- [WORKING DATA]:
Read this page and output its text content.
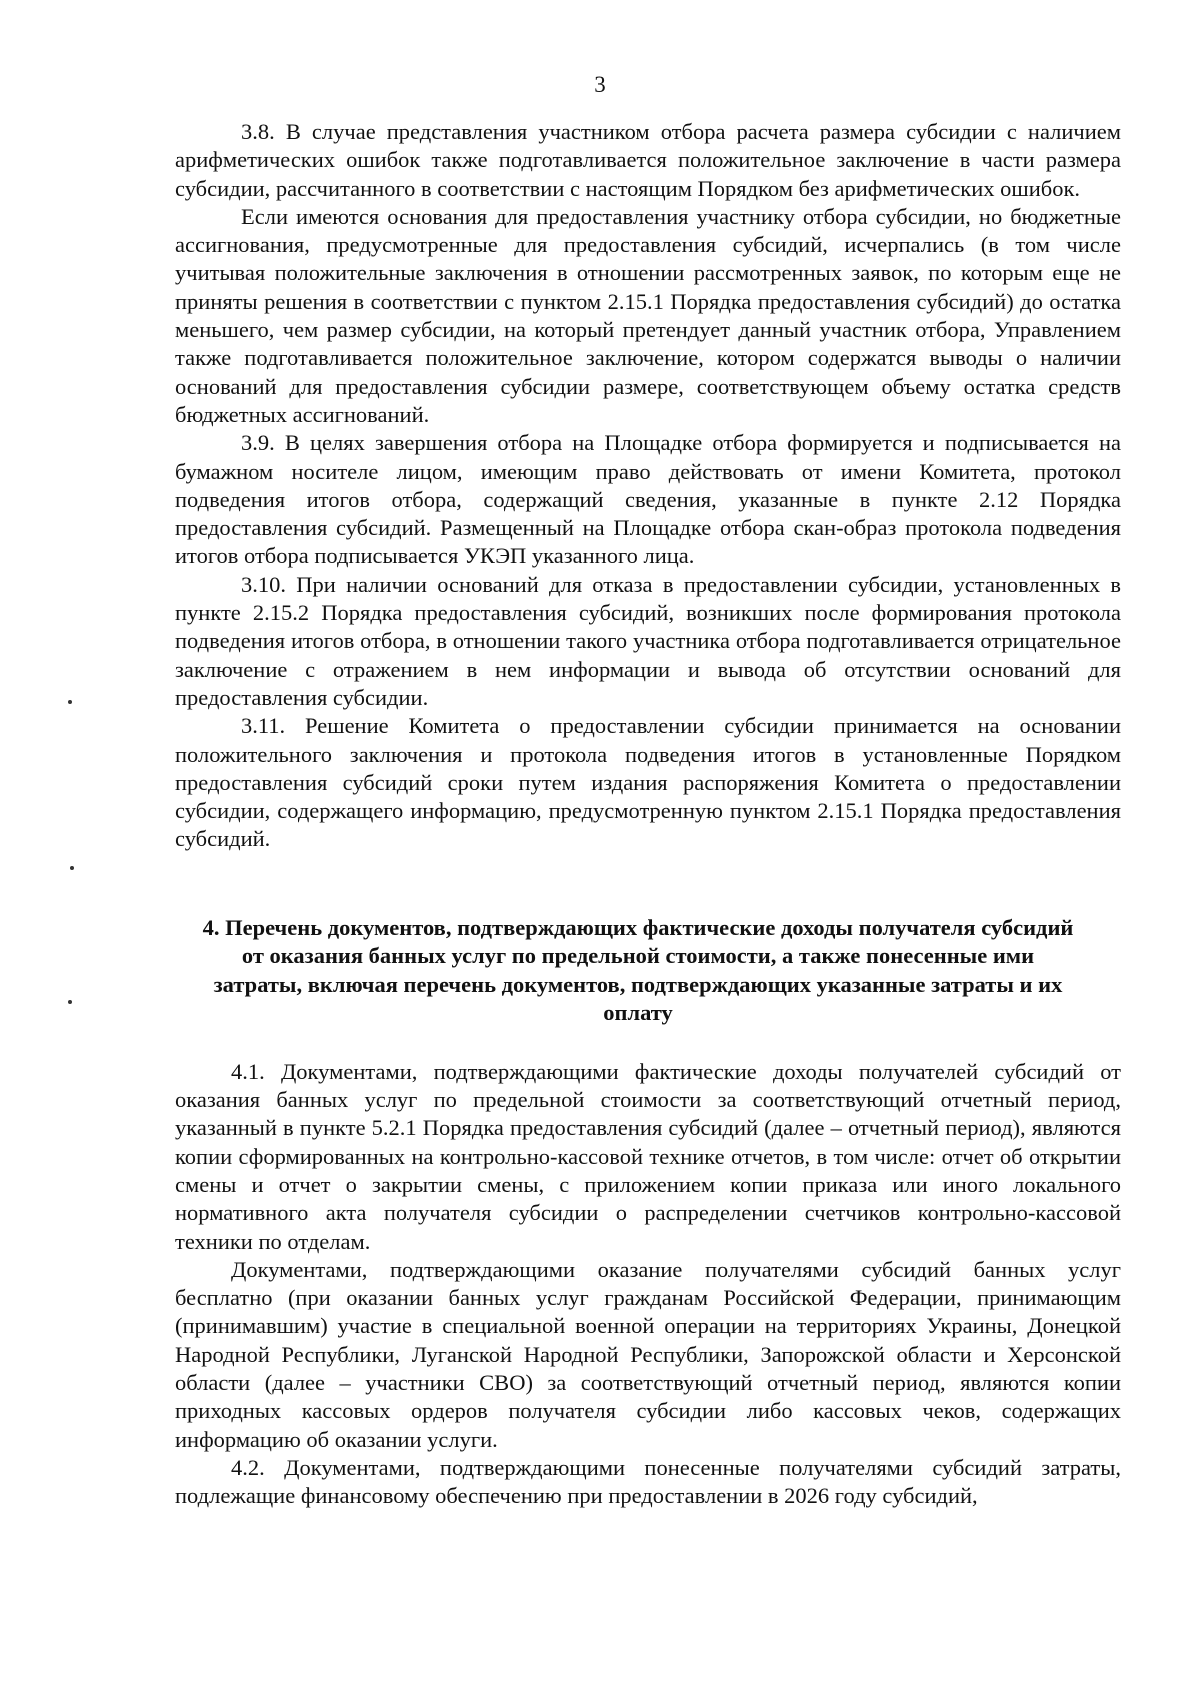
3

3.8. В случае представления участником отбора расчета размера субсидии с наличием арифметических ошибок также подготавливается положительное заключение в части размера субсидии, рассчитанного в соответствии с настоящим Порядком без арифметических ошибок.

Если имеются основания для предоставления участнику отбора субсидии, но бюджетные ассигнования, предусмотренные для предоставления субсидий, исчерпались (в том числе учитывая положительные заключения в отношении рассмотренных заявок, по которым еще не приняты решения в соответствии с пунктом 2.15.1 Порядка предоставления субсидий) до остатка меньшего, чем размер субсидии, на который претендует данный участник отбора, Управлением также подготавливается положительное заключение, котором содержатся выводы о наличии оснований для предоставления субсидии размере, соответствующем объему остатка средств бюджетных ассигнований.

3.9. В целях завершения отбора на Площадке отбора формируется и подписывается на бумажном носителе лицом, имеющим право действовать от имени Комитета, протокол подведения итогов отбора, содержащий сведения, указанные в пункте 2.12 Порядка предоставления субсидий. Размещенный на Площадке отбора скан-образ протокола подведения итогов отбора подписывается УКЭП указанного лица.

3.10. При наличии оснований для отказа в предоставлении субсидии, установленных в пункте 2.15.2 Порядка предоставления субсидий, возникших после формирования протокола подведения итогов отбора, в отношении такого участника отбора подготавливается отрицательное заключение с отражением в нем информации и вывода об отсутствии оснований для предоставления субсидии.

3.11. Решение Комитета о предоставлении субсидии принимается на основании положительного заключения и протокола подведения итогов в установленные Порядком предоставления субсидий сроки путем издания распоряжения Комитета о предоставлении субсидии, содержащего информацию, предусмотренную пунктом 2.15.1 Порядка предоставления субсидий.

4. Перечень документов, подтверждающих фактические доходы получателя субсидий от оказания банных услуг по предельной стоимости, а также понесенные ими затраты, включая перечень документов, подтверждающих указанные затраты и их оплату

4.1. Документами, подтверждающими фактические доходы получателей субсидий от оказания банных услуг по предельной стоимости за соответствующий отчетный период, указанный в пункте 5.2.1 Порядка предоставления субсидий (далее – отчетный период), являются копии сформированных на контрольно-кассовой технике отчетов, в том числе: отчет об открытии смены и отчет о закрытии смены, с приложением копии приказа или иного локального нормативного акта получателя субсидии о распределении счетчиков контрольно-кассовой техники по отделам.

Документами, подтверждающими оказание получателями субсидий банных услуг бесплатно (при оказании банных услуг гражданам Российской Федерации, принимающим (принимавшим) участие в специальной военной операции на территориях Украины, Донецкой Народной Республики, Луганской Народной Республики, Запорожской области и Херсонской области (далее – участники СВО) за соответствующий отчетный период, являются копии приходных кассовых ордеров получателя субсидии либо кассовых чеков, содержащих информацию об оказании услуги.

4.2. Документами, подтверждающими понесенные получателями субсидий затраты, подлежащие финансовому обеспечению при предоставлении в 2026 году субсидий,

- [TASK TO CARRY OUT]:
Scan the data above; copy every line where "подведения" appears.

- [COMPLETE RESPONSE]:
3.9. В целях завершения отбора на Площадке отбора формируется и подписывается на бумажном носителе лицом, имеющим право действовать от имени Комитета, протокол подведения итогов отбора, содержащий сведения, указанные в пункте 2.12 Порядка предоставления субсидий. Размещенный на Площадке отбора скан-образ протокола подведения итогов отбора подписывается УКЭП указанного лица.
3.10. При наличии оснований для отказа в предоставлении субсидии, установленных в пункте 2.15.2 Порядка предоставления субсидий, возникших после формирования протокола подведения итогов отбора, в отношении такого участника отбора подготавливается отрицательное заключение с отражением в нем информации и вывода об отсутствии оснований для предоставления субсидии.
3.11. Решение Комитета о предоставлении субсидии принимается на основании положительного заключения и протокола подведения итогов в установленные Порядком предоставления субсидий сроки путем издания распоряжения Комитета о предоставлении субсидии, содержащего информацию, предусмотренную пунктом 2.15.1 Порядка предоставления субсидий.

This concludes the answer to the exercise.